*** Entries supplied
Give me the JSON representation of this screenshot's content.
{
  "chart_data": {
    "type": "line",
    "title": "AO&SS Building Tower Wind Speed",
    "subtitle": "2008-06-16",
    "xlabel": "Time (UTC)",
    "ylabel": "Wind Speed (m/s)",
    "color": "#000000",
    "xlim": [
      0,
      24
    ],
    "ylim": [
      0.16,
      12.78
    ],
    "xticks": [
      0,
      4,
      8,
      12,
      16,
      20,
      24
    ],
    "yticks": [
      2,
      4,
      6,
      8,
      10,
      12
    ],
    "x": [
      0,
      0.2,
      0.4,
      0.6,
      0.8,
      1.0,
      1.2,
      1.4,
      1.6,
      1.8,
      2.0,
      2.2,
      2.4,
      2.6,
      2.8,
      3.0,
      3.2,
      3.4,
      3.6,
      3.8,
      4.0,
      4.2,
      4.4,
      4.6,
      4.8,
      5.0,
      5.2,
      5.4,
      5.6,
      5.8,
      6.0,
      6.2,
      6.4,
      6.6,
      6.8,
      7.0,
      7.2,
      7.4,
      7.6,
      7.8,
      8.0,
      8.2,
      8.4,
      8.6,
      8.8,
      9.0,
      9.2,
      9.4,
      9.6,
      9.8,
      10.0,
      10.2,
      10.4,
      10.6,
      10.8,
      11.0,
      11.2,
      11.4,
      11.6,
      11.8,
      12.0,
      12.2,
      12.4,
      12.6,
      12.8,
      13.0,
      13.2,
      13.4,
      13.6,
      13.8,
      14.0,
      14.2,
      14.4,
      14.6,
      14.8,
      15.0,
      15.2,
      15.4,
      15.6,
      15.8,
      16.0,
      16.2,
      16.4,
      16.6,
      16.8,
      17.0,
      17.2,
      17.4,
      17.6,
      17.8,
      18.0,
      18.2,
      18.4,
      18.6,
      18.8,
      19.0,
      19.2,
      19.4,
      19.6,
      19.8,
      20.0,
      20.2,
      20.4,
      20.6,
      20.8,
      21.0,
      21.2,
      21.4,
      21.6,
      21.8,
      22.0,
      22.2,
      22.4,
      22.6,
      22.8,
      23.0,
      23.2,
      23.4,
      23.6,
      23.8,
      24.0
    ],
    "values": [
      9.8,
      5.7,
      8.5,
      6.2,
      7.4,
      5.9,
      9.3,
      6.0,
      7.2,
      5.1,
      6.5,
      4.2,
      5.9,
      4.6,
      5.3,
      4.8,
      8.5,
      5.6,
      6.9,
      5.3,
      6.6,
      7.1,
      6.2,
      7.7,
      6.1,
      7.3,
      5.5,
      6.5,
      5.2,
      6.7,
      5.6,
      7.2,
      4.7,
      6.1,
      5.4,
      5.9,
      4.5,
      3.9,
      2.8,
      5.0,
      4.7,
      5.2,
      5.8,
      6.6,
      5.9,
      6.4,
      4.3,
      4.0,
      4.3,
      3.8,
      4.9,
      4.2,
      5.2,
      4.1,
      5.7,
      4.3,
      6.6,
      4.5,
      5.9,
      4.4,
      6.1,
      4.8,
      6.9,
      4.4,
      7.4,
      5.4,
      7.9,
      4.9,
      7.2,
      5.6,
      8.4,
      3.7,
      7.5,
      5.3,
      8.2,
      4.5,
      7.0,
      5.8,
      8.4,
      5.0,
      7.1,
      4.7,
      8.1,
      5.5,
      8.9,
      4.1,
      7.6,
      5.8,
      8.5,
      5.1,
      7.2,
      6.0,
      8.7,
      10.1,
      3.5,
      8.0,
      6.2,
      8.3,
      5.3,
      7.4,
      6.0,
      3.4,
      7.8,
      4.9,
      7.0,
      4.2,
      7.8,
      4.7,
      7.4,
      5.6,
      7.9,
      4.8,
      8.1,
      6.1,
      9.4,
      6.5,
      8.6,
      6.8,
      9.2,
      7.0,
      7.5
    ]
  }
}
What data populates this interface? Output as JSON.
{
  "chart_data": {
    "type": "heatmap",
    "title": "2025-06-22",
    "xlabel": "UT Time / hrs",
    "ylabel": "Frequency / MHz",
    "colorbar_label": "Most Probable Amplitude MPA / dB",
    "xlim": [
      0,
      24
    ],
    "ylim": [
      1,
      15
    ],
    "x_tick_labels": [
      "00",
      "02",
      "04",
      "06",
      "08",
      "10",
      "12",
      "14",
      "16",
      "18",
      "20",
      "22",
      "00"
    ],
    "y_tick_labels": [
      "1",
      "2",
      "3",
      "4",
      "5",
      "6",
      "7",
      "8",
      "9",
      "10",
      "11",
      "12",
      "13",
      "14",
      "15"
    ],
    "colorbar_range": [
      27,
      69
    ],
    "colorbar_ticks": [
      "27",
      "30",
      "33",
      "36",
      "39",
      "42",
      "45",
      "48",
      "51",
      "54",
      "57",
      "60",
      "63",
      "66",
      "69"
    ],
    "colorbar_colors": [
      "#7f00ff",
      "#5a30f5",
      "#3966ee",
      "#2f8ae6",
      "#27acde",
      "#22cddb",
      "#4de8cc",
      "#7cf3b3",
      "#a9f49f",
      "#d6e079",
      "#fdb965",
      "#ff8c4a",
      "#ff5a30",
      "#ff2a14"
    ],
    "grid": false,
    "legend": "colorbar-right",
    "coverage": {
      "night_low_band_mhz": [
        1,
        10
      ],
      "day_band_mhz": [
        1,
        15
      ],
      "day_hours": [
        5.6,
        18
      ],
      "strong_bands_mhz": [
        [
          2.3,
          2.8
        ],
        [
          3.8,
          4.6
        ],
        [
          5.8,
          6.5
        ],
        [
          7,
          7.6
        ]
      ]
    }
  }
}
******
▶ [Exercise prompt]
Take the entries above and transcribe them exactly.

▶ [Complete answer]
Give me the JSON representation of this screenshot's content.
{
  "chart_data": {
    "type": "line",
    "title": "AO&SS Building Tower Wind Speed",
    "subtitle": "2008-06-16",
    "xlabel": "Time (UTC)",
    "ylabel": "Wind Speed (m/s)",
    "color": "#000000",
    "xlim": [
      0,
      24
    ],
    "ylim": [
      0.16,
      12.78
    ],
    "xticks": [
      0,
      4,
      8,
      12,
      16,
      20,
      24
    ],
    "yticks": [
      2,
      4,
      6,
      8,
      10,
      12
    ],
    "x": [
      0,
      0.2,
      0.4,
      0.6,
      0.8,
      1.0,
      1.2,
      1.4,
      1.6,
      1.8,
      2.0,
      2.2,
      2.4,
      2.6,
      2.8,
      3.0,
      3.2,
      3.4,
      3.6,
      3.8,
      4.0,
      4.2,
      4.4,
      4.6,
      4.8,
      5.0,
      5.2,
      5.4,
      5.6,
      5.8,
      6.0,
      6.2,
      6.4,
      6.6,
      6.8,
      7.0,
      7.2,
      7.4,
      7.6,
      7.8,
      8.0,
      8.2,
      8.4,
      8.6,
      8.8,
      9.0,
      9.2,
      9.4,
      9.6,
      9.8,
      10.0,
      10.2,
      10.4,
      10.6,
      10.8,
      11.0,
      11.2,
      11.4,
      11.6,
      11.8,
      12.0,
      12.2,
      12.4,
      12.6,
      12.8,
      13.0,
      13.2,
      13.4,
      13.6,
      13.8,
      14.0,
      14.2,
      14.4,
      14.6,
      14.8,
      15.0,
      15.2,
      15.4,
      15.6,
      15.8,
      16.0,
      16.2,
      16.4,
      16.6,
      16.8,
      17.0,
      17.2,
      17.4,
      17.6,
      17.8,
      18.0,
      18.2,
      18.4,
      18.6,
      18.8,
      19.0,
      19.2,
      19.4,
      19.6,
      19.8,
      20.0,
      20.2,
      20.4,
      20.6,
      20.8,
      21.0,
      21.2,
      21.4,
      21.6,
      21.8,
      22.0,
      22.2,
      22.4,
      22.6,
      22.8,
      23.0,
      23.2,
      23.4,
      23.6,
      23.8,
      24.0
    ],
    "values": [
      9.8,
      5.7,
      8.5,
      6.2,
      7.4,
      5.9,
      9.3,
      6.0,
      7.2,
      5.1,
      6.5,
      4.2,
      5.9,
      4.6,
      5.3,
      4.8,
      8.5,
      5.6,
      6.9,
      5.3,
      6.6,
      7.1,
      6.2,
      7.7,
      6.1,
      7.3,
      5.5,
      6.5,
      5.2,
      6.7,
      5.6,
      7.2,
      4.7,
      6.1,
      5.4,
      5.9,
      4.5,
      3.9,
      2.8,
      5.0,
      4.7,
      5.2,
      5.8,
      6.6,
      5.9,
      6.4,
      4.3,
      4.0,
      4.3,
      3.8,
      4.9,
      4.2,
      5.2,
      4.1,
      5.7,
      4.3,
      6.6,
      4.5,
      5.9,
      4.4,
      6.1,
      4.8,
      6.9,
      4.4,
      7.4,
      5.4,
      7.9,
      4.9,
      7.2,
      5.6,
      8.4,
      3.7,
      7.5,
      5.3,
      8.2,
      4.5,
      7.0,
      5.8,
      8.4,
      5.0,
      7.1,
      4.7,
      8.1,
      5.5,
      8.9,
      4.1,
      7.6,
      5.8,
      8.5,
      5.1,
      7.2,
      6.0,
      8.7,
      10.1,
      3.5,
      8.0,
      6.2,
      8.3,
      5.3,
      7.4,
      6.0,
      3.4,
      7.8,
      4.9,
      7.0,
      4.2,
      7.8,
      4.7,
      7.4,
      5.6,
      7.9,
      4.8,
      8.1,
      6.1,
      9.4,
      6.5,
      8.6,
      6.8,
      9.2,
      7.0,
      7.5
    ]
  }
}
What data populates this interface? Output as JSON.
{
  "chart_data": {
    "type": "heatmap",
    "title": "2025-06-22",
    "xlabel": "UT Time / hrs",
    "ylabel": "Frequency / MHz",
    "colorbar_label": "Most Probable Amplitude MPA / dB",
    "xlim": [
      0,
      24
    ],
    "ylim": [
      1,
      15
    ],
    "x_tick_labels": [
      "00",
      "02",
      "04",
      "06",
      "08",
      "10",
      "12",
      "14",
      "16",
      "18",
      "20",
      "22",
      "00"
    ],
    "y_tick_labels": [
      "1",
      "2",
      "3",
      "4",
      "5",
      "6",
      "7",
      "8",
      "9",
      "10",
      "11",
      "12",
      "13",
      "14",
      "15"
    ],
    "colorbar_range": [
      27,
      69
    ],
    "colorbar_ticks": [
      "27",
      "30",
      "33",
      "36",
      "39",
      "42",
      "45",
      "48",
      "51",
      "54",
      "57",
      "60",
      "63",
      "66",
      "69"
    ],
    "colorbar_colors": [
      "#7f00ff",
      "#5a30f5",
      "#3966ee",
      "#2f8ae6",
      "#27acde",
      "#22cddb",
      "#4de8cc",
      "#7cf3b3",
      "#a9f49f",
      "#d6e079",
      "#fdb965",
      "#ff8c4a",
      "#ff5a30",
      "#ff2a14"
    ],
    "grid": false,
    "legend": "colorbar-right",
    "coverage": {
      "night_low_band_mhz": [
        1,
        10
      ],
      "day_band_mhz": [
        1,
        15
      ],
      "day_hours": [
        5.6,
        18
      ],
      "strong_bands_mhz": [
        [
          2.3,
          2.8
        ],
        [
          3.8,
          4.6
        ],
        [
          5.8,
          6.5
        ],
        [
          7,
          7.6
        ]
      ]
    }
  }
}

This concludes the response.